__EXERCISE OBJECTIVE__: Copy the entries word for word, beginning with the first line and ending with the line that contains "- point: [674, 343, 682, 351]". Include that last line.
+ + + +
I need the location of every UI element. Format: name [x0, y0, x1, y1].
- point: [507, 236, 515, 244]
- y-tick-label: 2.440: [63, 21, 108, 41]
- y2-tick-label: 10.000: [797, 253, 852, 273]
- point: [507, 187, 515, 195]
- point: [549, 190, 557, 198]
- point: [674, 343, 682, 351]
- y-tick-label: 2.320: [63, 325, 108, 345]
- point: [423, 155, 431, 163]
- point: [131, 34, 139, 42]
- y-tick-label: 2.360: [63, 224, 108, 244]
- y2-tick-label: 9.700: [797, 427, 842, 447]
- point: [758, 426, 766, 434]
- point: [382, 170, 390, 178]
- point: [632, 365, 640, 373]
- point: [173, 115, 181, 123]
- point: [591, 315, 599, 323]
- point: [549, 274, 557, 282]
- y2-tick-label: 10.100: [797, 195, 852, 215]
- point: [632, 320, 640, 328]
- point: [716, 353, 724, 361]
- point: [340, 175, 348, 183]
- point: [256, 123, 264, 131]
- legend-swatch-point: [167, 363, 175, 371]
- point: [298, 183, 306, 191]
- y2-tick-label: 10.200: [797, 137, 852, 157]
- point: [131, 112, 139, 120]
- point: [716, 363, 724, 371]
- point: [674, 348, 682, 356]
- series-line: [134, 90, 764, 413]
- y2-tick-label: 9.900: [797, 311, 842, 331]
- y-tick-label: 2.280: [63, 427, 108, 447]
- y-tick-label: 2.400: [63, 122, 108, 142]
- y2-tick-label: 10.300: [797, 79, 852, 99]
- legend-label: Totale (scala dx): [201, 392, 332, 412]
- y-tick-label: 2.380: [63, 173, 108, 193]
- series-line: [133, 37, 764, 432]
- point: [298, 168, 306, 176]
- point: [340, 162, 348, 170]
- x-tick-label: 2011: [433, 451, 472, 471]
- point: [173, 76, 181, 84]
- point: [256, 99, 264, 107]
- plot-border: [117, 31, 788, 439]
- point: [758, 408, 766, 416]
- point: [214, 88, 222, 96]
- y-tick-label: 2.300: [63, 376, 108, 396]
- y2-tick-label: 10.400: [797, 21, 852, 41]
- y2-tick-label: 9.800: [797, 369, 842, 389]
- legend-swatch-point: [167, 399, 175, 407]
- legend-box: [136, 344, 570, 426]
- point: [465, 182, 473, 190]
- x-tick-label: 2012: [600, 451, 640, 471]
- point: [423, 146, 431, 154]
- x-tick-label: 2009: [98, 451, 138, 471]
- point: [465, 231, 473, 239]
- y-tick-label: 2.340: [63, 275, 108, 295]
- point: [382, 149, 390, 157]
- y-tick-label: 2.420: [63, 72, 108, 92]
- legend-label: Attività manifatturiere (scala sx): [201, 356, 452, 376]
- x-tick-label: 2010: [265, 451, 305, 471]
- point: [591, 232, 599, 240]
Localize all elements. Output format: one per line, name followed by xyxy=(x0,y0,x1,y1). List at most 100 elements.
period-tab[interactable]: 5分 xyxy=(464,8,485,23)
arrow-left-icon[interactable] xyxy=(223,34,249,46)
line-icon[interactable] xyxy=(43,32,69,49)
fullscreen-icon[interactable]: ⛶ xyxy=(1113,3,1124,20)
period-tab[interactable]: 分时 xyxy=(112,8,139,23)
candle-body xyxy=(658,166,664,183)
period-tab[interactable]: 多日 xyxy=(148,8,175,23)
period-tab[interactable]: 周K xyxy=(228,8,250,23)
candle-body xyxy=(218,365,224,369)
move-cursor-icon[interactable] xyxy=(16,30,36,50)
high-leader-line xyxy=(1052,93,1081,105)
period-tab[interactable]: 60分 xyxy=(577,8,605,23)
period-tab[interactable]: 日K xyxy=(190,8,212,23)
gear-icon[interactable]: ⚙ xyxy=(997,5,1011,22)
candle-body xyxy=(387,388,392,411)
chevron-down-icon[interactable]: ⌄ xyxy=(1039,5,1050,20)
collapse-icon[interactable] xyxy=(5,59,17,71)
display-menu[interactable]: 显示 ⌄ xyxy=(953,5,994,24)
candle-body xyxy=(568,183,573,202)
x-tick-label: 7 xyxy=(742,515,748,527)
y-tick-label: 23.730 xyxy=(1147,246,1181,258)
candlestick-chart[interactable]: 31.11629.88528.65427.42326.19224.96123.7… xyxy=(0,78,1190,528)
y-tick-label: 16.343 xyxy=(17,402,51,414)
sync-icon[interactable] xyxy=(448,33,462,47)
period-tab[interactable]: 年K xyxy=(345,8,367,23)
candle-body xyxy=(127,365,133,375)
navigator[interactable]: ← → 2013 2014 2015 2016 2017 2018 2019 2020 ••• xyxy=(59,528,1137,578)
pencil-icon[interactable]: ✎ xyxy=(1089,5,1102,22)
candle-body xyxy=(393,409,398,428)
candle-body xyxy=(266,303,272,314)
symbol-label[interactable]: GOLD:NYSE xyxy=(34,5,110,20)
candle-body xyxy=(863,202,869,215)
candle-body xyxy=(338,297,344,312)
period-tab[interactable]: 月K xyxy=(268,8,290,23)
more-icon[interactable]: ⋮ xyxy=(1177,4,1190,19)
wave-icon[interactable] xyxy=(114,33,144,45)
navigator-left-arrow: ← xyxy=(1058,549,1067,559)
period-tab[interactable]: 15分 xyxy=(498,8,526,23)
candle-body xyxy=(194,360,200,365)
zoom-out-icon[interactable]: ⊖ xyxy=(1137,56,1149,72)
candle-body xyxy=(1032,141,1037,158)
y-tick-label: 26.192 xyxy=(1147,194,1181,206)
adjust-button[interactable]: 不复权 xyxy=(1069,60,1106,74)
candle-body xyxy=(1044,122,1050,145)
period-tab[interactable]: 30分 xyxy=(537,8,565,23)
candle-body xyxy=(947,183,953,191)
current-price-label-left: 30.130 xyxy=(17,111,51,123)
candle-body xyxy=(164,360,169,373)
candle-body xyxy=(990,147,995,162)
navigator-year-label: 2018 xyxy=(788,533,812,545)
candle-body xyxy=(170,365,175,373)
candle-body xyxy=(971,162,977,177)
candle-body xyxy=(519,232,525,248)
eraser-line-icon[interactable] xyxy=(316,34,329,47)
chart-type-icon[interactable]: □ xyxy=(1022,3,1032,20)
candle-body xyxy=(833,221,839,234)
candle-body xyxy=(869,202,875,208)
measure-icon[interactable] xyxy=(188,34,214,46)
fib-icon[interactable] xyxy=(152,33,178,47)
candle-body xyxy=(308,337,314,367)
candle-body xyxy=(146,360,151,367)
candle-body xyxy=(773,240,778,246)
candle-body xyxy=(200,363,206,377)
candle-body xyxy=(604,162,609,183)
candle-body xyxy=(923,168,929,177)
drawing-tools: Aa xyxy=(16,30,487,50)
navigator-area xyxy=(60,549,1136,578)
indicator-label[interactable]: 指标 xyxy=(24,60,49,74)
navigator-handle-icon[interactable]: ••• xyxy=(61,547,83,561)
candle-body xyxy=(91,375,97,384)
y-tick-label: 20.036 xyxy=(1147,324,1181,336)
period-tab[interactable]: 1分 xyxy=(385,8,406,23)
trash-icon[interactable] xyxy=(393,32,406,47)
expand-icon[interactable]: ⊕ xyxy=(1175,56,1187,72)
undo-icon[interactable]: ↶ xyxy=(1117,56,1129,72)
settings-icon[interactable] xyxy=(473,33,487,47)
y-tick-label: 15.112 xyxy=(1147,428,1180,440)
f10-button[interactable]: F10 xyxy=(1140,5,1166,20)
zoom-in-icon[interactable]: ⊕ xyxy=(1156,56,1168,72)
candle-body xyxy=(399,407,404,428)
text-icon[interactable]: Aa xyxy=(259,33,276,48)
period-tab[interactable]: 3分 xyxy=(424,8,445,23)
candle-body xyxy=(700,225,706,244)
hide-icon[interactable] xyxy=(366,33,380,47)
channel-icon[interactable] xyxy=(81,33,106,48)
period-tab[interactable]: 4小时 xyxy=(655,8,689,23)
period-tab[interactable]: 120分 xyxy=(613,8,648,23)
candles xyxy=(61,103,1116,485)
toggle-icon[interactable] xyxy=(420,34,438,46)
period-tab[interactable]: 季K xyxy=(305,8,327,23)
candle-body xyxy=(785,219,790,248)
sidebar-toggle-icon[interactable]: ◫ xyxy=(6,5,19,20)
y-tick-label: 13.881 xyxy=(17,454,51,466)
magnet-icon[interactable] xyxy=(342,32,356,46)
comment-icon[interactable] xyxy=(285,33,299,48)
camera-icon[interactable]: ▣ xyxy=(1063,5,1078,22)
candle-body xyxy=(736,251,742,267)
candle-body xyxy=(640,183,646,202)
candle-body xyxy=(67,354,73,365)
+ + + +
__FINISHED EXERCISE__:
I need the location of every UI element. Format: name [x0, y0, x1, y1].
- point: [507, 236, 515, 244]
- y-tick-label: 2.440: [63, 21, 108, 41]
- y2-tick-label: 10.000: [797, 253, 852, 273]
- point: [507, 187, 515, 195]
- point: [549, 190, 557, 198]
- point: [674, 343, 682, 351]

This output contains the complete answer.